▸ WRITTEN TASK
Search the records for the word "name" and pick out every line that has it.

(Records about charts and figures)

+---+

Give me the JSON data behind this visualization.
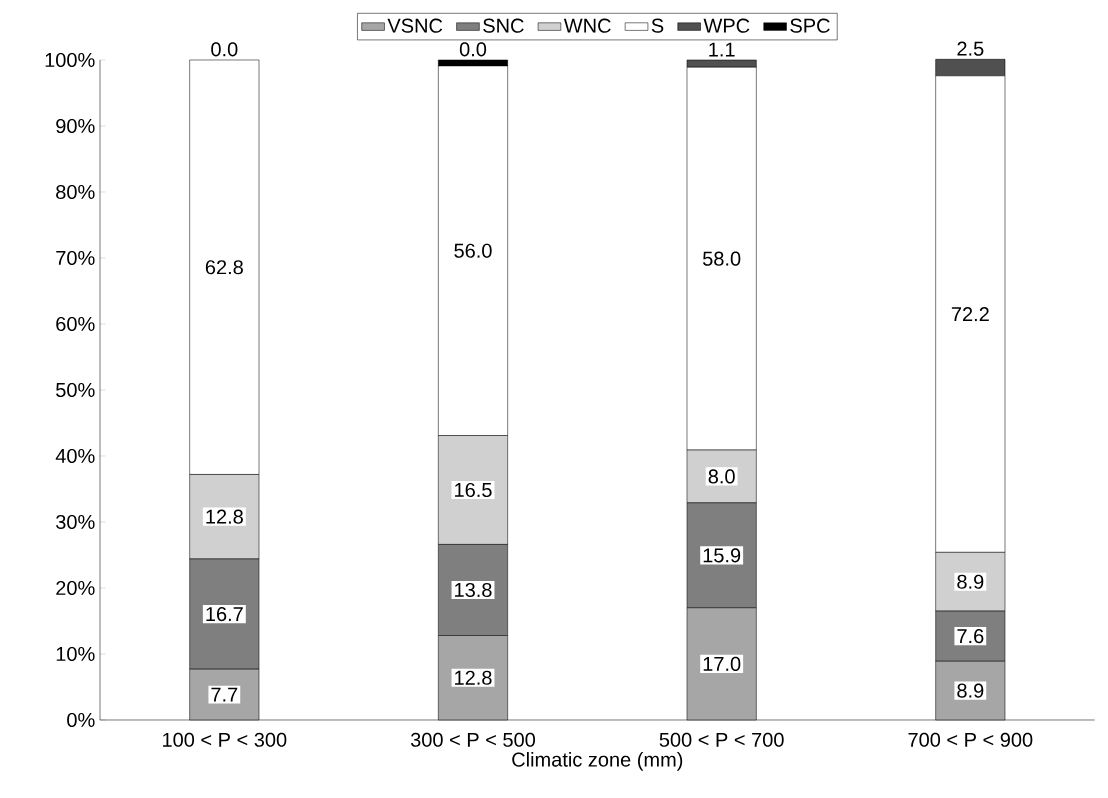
{
  "chart_data": {
    "type": "bar",
    "stacked": true,
    "xlabel": "Climatic zone (mm)",
    "categories": [
      "100 < P < 300",
      "300 < P < 500",
      "500 < P < 700",
      "700 < P < 900"
    ],
    "series": [
      {
        "name": "VSNC",
        "color": "#a6a6a6",
        "values": [
          7.7,
          12.8,
          17.0,
          8.9
        ],
        "value_labels": [
          "7.7",
          "12.8",
          "17.0",
          "8.9"
        ]
      },
      {
        "name": "SNC",
        "color": "#7f7f7f",
        "values": [
          16.7,
          13.8,
          15.9,
          7.6
        ],
        "value_labels": [
          "16.7",
          "13.8",
          "15.9",
          "7.6"
        ]
      },
      {
        "name": "WNC",
        "color": "#d0d0d0",
        "values": [
          12.8,
          16.5,
          8.0,
          8.9
        ],
        "value_labels": [
          "12.8",
          "16.5",
          "8.0",
          "8.9"
        ]
      },
      {
        "name": "S",
        "color": "#ffffff",
        "values": [
          62.8,
          56.0,
          58.0,
          72.2
        ],
        "value_labels": [
          "62.8",
          "56.0",
          "58.0",
          "72.2"
        ]
      },
      {
        "name": "WPC",
        "color": "#505050",
        "values": [
          0.0,
          0.0,
          1.1,
          2.5
        ],
        "value_labels": [
          "0.0",
          "0.0",
          "1.1",
          "2.5"
        ]
      },
      {
        "name": "SPC",
        "color": "#000000",
        "values": [
          0.0,
          0.9,
          0.0,
          0.0
        ]
      }
    ],
    "ylim": [
      0,
      100
    ],
    "yticks": [
      {
        "value": 0,
        "label": "0%"
      },
      {
        "value": 10,
        "label": "10%"
      },
      {
        "value": 20,
        "label": "20%"
      },
      {
        "value": 30,
        "label": "30%"
      },
      {
        "value": 40,
        "label": "40%"
      },
      {
        "value": 50,
        "label": "50%"
      },
      {
        "value": 60,
        "label": "60%"
      },
      {
        "value": 70,
        "label": "70%"
      },
      {
        "value": 80,
        "label": "80%"
      },
      {
        "value": 90,
        "label": "90%"
      },
      {
        "value": 100,
        "label": "100%"
      }
    ],
    "legend": "top",
    "grid": false
  }
}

+---+

▸ FINISHED EXERCISE
        "name": "VSNC",
        "name": "SNC",
        "name": "WNC",
        "name": "S",
        "name": "WPC",
        "name": "SPC",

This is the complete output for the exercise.